======== STORED ROWS ========

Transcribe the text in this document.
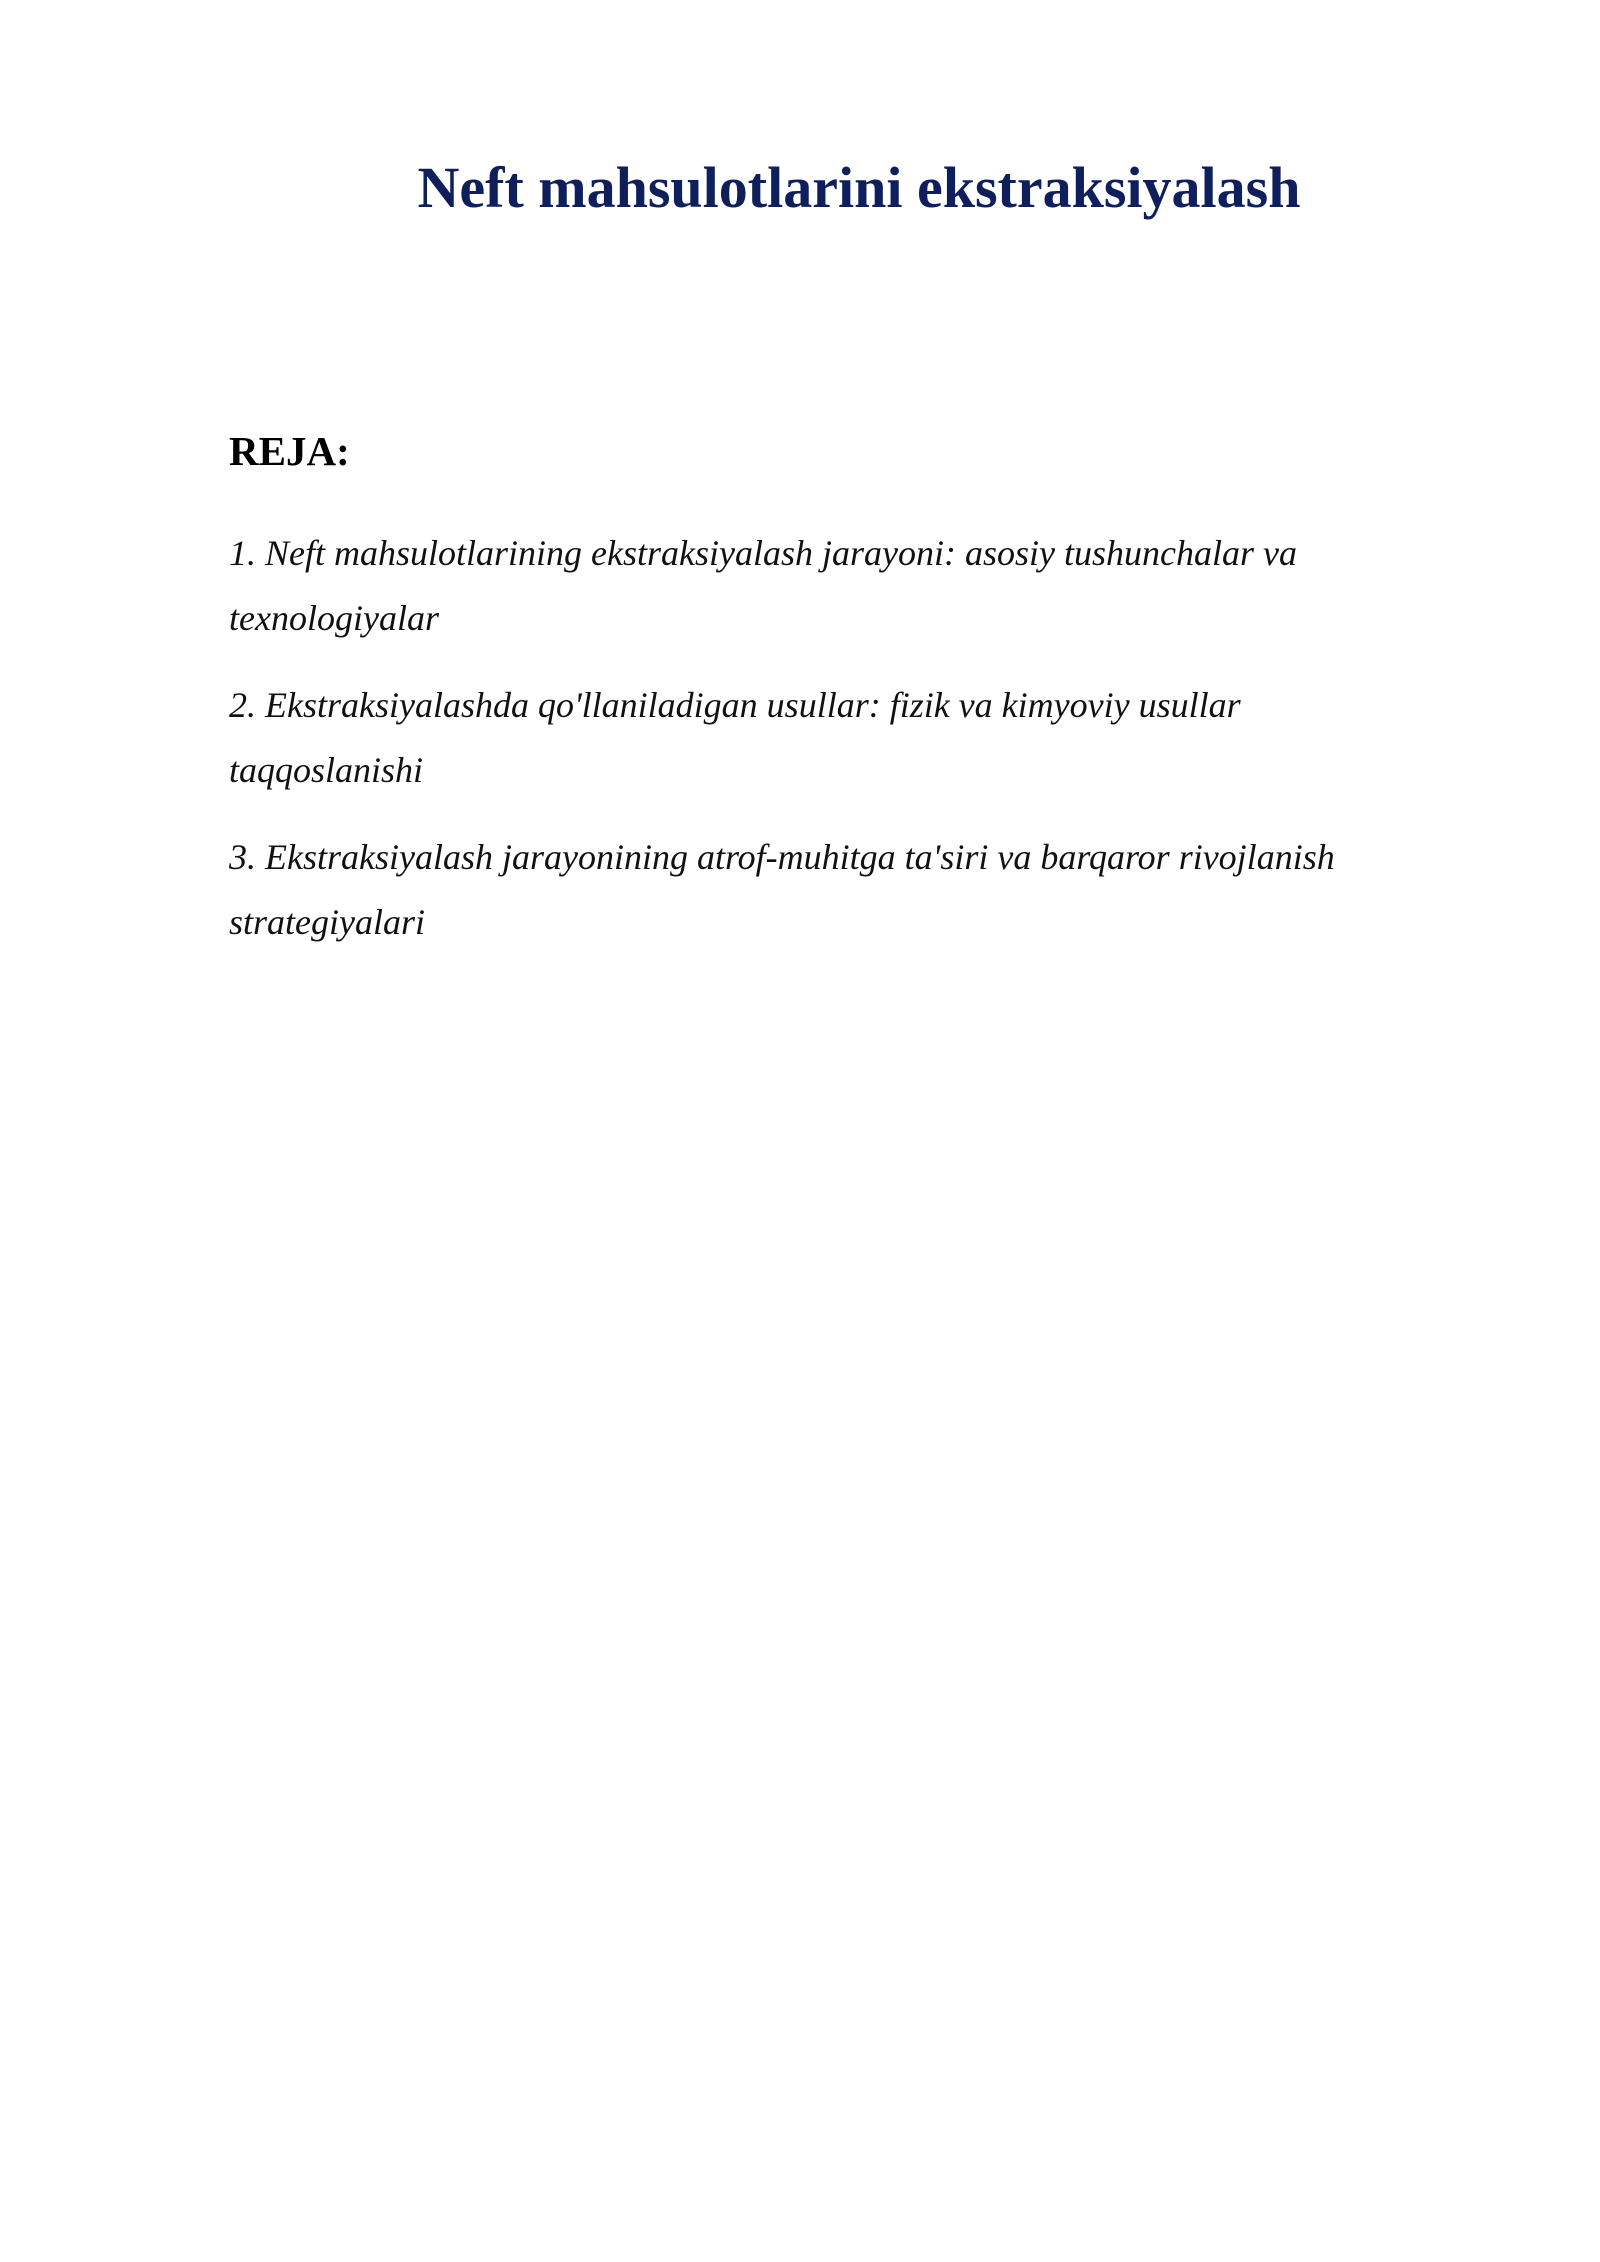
Neft mahsulotlarini ekstraksiyalash
REJA:
1. Neft mahsulotlarining ekstraksiyalash jarayoni: asosiy tushunchalar va texnologiyalar
2. Ekstraksiyalashda qo'llaniladigan usullar: fizik va kimyoviy usullar taqqoslanishi
3. Ekstraksiyalash jarayonining atrof-muhitga ta'siri va barqaror rivojlanish strategiyalari
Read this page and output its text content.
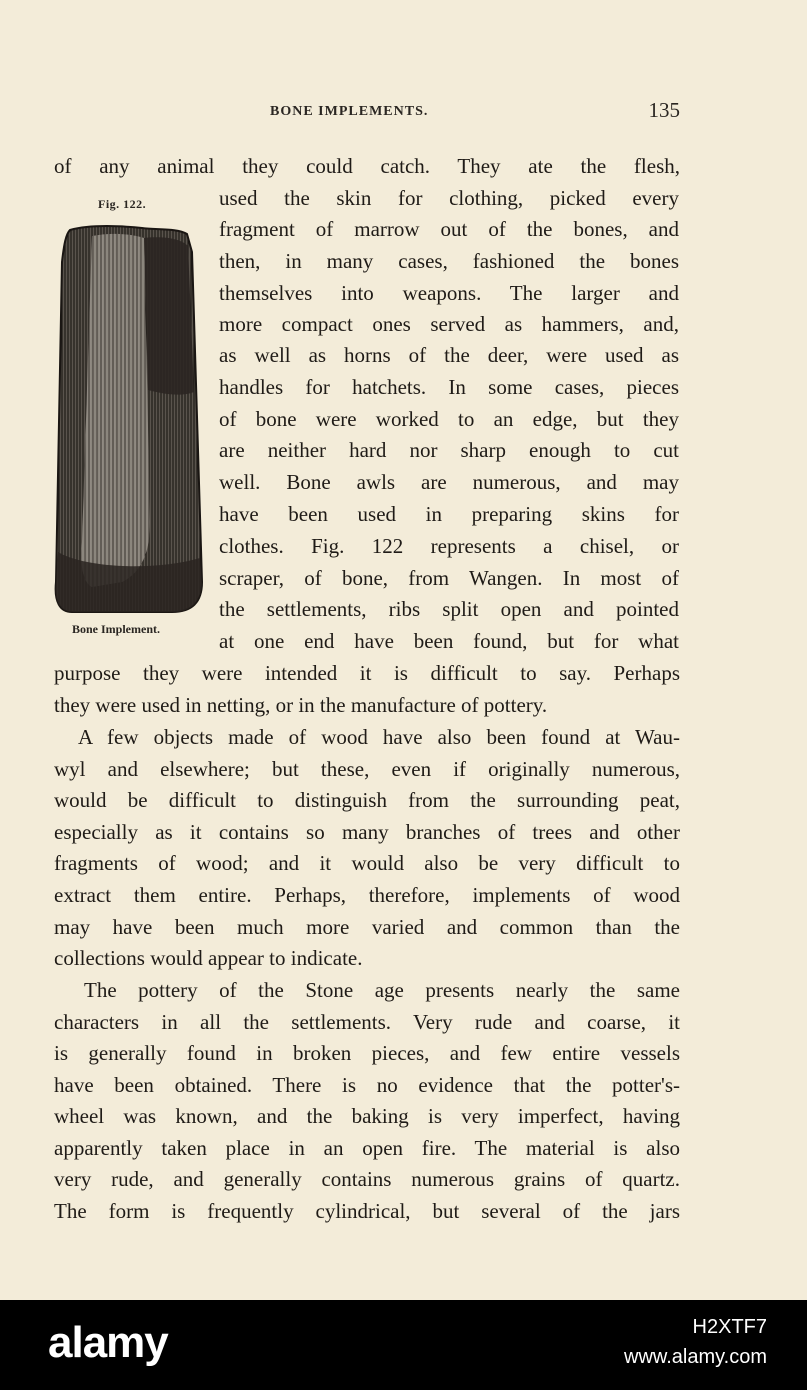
BONE IMPLEMENTS.	135
Fig. 122.
Bone Implement.
of any animal they could catch. They ate the flesh,
used the skin for clothing, picked every
fragment of marrow out of the bones, and
then, in many cases, fashioned the bones
themselves into weapons. The larger and
more compact ones served as hammers, and,
as well as horns of the deer, were used as
handles for hatchets. In some cases, pieces
of bone were worked to an edge, but they
are neither hard nor sharp enough to cut
well. Bone awls are numerous, and may
have been used in preparing skins for
clothes. Fig. 122 represents a chisel, or
scraper, of bone, from Wangen. In most of
the settlements, ribs split open and pointed
at one end have been found, but for what
purpose they were intended it is difficult to say. Perhaps
they were used in netting, or in the manufacture of pottery.
A few objects made of wood have also been found at Wau-
wyl and elsewhere; but these, even if originally numerous,
would be difficult to distinguish from the surrounding peat,
especially as it contains so many branches of trees and other
fragments of wood; and it would also be very difficult to
extract them entire. Perhaps, therefore, implements of wood
may have been much more varied and common than the
collections would appear to indicate.
The pottery of the Stone age presents nearly the same
characters in all the settlements. Very rude and coarse, it
is generally found in broken pieces, and few entire vessels
have been obtained. There is no evidence that the potter's-
wheel was known, and the baking is very imperfect, having
apparently taken place in an open fire. The material is also
very rude, and generally contains numerous grains of quartz.
The form is frequently cylindrical, but several of the jars
alamy	H2XTF7
www.alamy.com
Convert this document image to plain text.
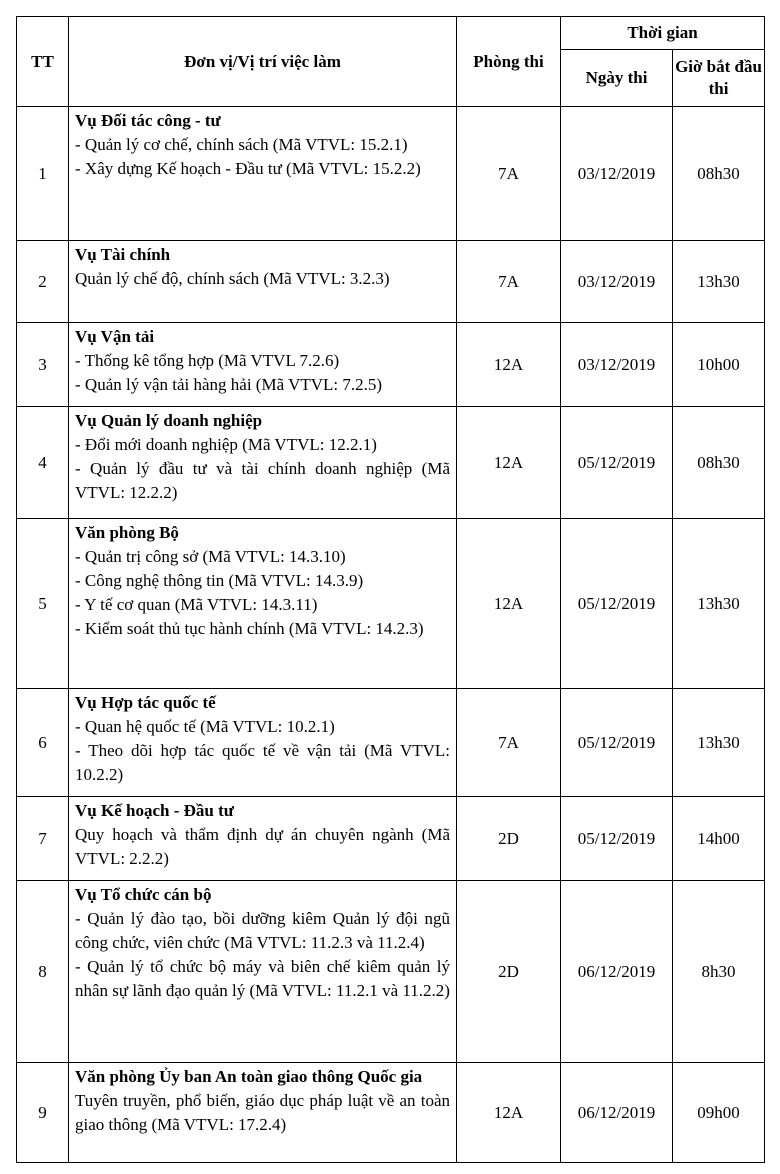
TT	Đơn vị/Vị trí việc làm	Phòng thi	Thời gian	
			Ngày thi	Giờ bắt đầu thi
1	Vụ Đối tác công - tư
- Quản lý cơ chế, chính sách (Mã VTVL: 15.2.1)
- Xây dựng Kế hoạch - Đầu tư (Mã VTVL: 15.2.2)	7A	03/12/2019	08h30
2	Vụ Tài chính
Quản lý chế độ, chính sách (Mã VTVL: 3.2.3)	7A	03/12/2019	13h30
3	Vụ Vận tải
- Thống kê tổng hợp (Mã VTVL 7.2.6)
- Quản lý vận tải hàng hải (Mã VTVL: 7.2.5)	12A	03/12/2019	10h00
4	Vụ Quản lý doanh nghiệp
- Đổi mới doanh nghiệp (Mã VTVL: 12.2.1)
- Quản lý đầu tư và tài chính doanh nghiệp (Mã VTVL: 12.2.2)	12A	05/12/2019	08h30
5	Văn phòng Bộ
- Quản trị công sở (Mã VTVL: 14.3.10)
- Công nghệ thông tin (Mã VTVL: 14.3.9)
- Y tế cơ quan (Mã VTVL: 14.3.11)
- Kiểm soát thủ tục hành chính (Mã VTVL: 14.2.3)	12A	05/12/2019	13h30
6	Vụ Hợp tác quốc tế
- Quan hệ quốc tế (Mã VTVL: 10.2.1)
- Theo dõi hợp tác quốc tế về vận tải (Mã VTVL: 10.2.2)	7A	05/12/2019	13h30
7	Vụ Kế hoạch - Đầu tư
Quy hoạch và thẩm định dự án chuyên ngành (Mã VTVL: 2.2.2)	2D	05/12/2019	14h00
8	Vụ Tổ chức cán bộ
- Quản lý đào tạo, bồi dưỡng kiêm Quản lý đội ngũ công chức, viên chức (Mã VTVL: 11.2.3 và 11.2.4)
- Quản lý tổ chức bộ máy và biên chế kiêm quản lý nhân sự lãnh đạo quản lý (Mã VTVL: 11.2.1 và 11.2.2)	2D	06/12/2019	8h30
9	Văn phòng Ủy ban An toàn giao thông Quốc gia
Tuyên truyền, phổ biến, giáo dục pháp luật về an toàn giao thông (Mã VTVL: 17.2.4)	12A	06/12/2019	09h00
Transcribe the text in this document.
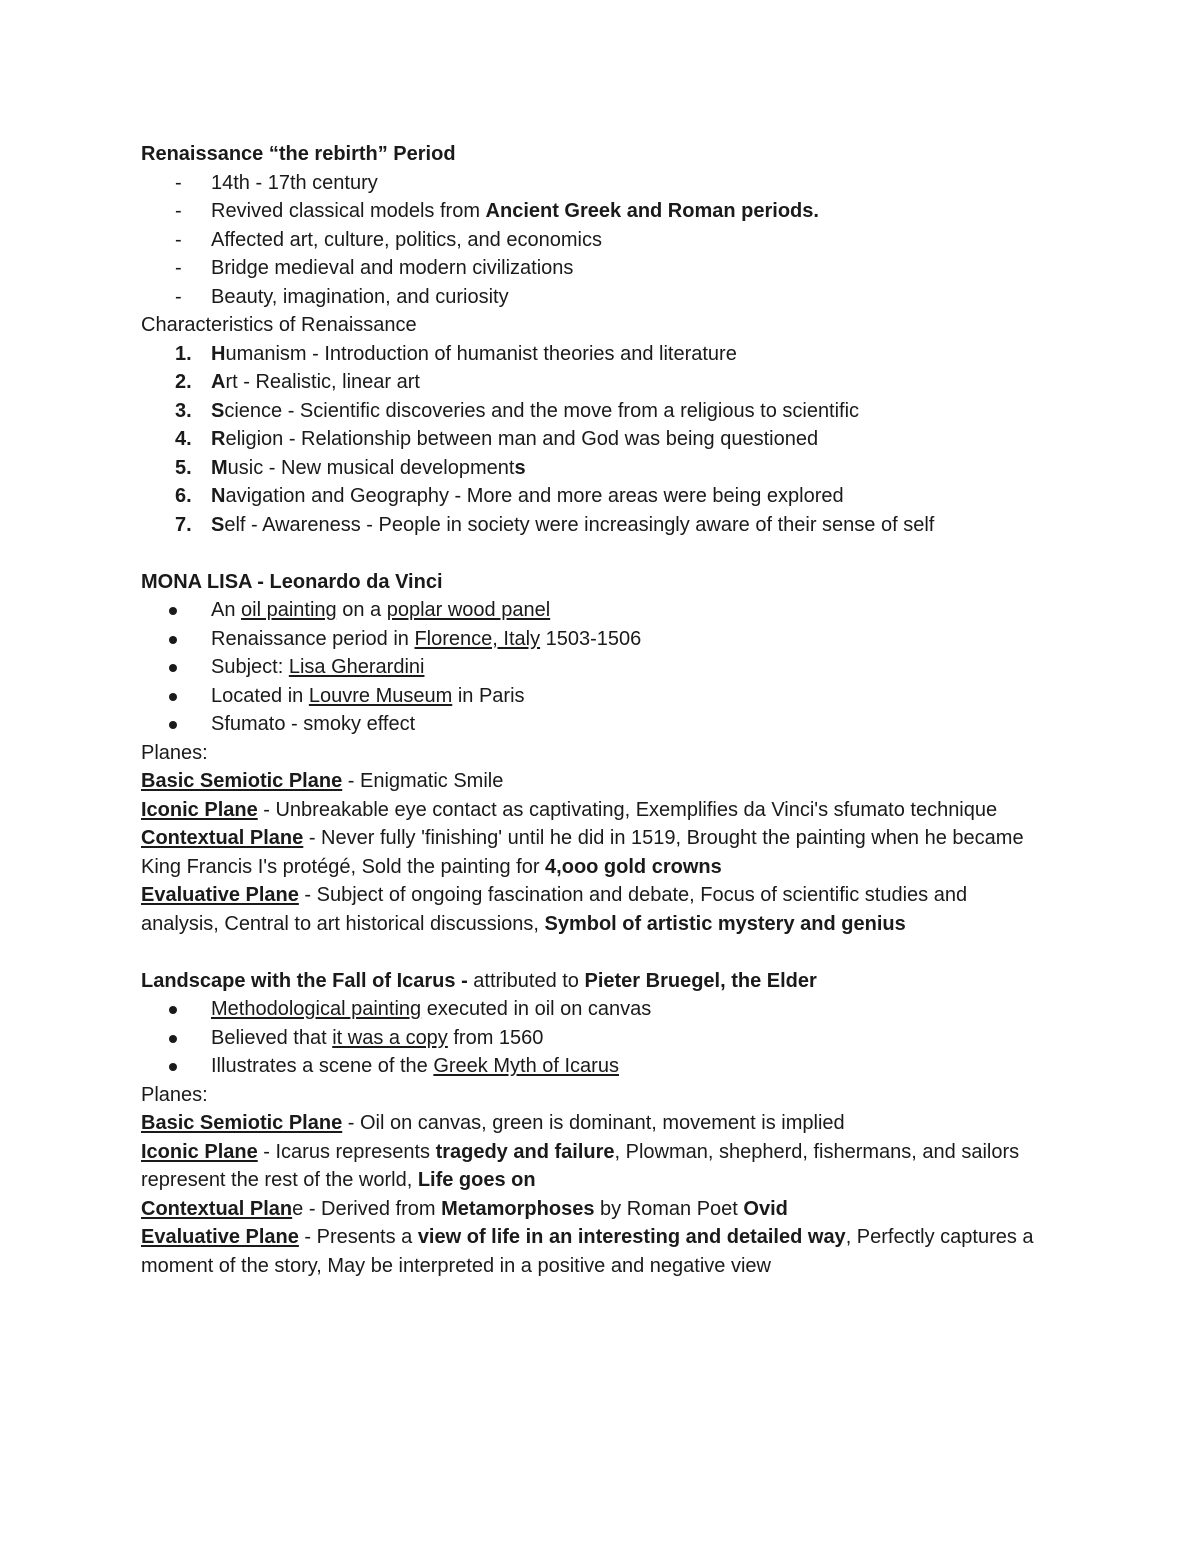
Renaissance “the rebirth” Period

- 14th - 17th century
- Revived classical models from Ancient Greek and Roman periods.
- Affected art, culture, politics, and economics
- Bridge medieval and modern civilizations
- Beauty, imagination, and curiosity

Characteristics of Renaissance

1. Humanism - Introduction of humanist theories and literature
2. Art - Realistic, linear art
3. Science - Scientific discoveries and the move from a religious to scientific
4. Religion - Relationship between man and God was being questioned
5. Music - New musical developments
6. Navigation and Geography - More and more areas were being explored
7. Self - Awareness - People in society were increasingly aware of their sense of self

MONA LISA - Leonardo da Vinci

An oil painting on a poplar wood panel
Renaissance period in Florence, Italy 1503-1506
Subject: Lisa Gherardini
Located in Louvre Museum in Paris
Sfumato - smoky effect

Planes:

Basic Semiotic Plane - Enigmatic Smile

Iconic Plane - Unbreakable eye contact as captivating, Exemplifies da Vinci's sfumato technique

Contextual Plane - Never fully 'finishing' until he did in 1519, Brought the painting when he became King Francis I's protégé, Sold the painting for 4,ooo gold crowns

Evaluative Plane - Subject of ongoing fascination and debate, Focus of scientific studies and analysis, Central to art historical discussions, Symbol of artistic mystery and genius

Landscape with the Fall of Icarus - attributed to Pieter Bruegel, the Elder

Methodological painting executed in oil on canvas
Believed that it was a copy from 1560
Illustrates a scene of the Greek Myth of Icarus

Planes:

Basic Semiotic Plane - Oil on canvas, green is dominant, movement is implied

Iconic Plane - Icarus represents tragedy and failure, Plowman, shepherd, fishermans, and sailors represent the rest of the world, Life goes on

Contextual Plane - Derived from Metamorphoses by Roman Poet Ovid

Evaluative Plane - Presents a view of life in an interesting and detailed way, Perfectly captures a moment of the story, May be interpreted in a positive and negative view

========

DESCRIPTION OF THE TASK:
Lines holding the word "used" in the entries above are the ones to pull out. Copy them all.

EXERCISE ANSWER:
used the skin for clothing, picked every
as well as horns of the deer, were used as
have been used in preparing skins for
they were used in netting, or in the manufacture of pottery.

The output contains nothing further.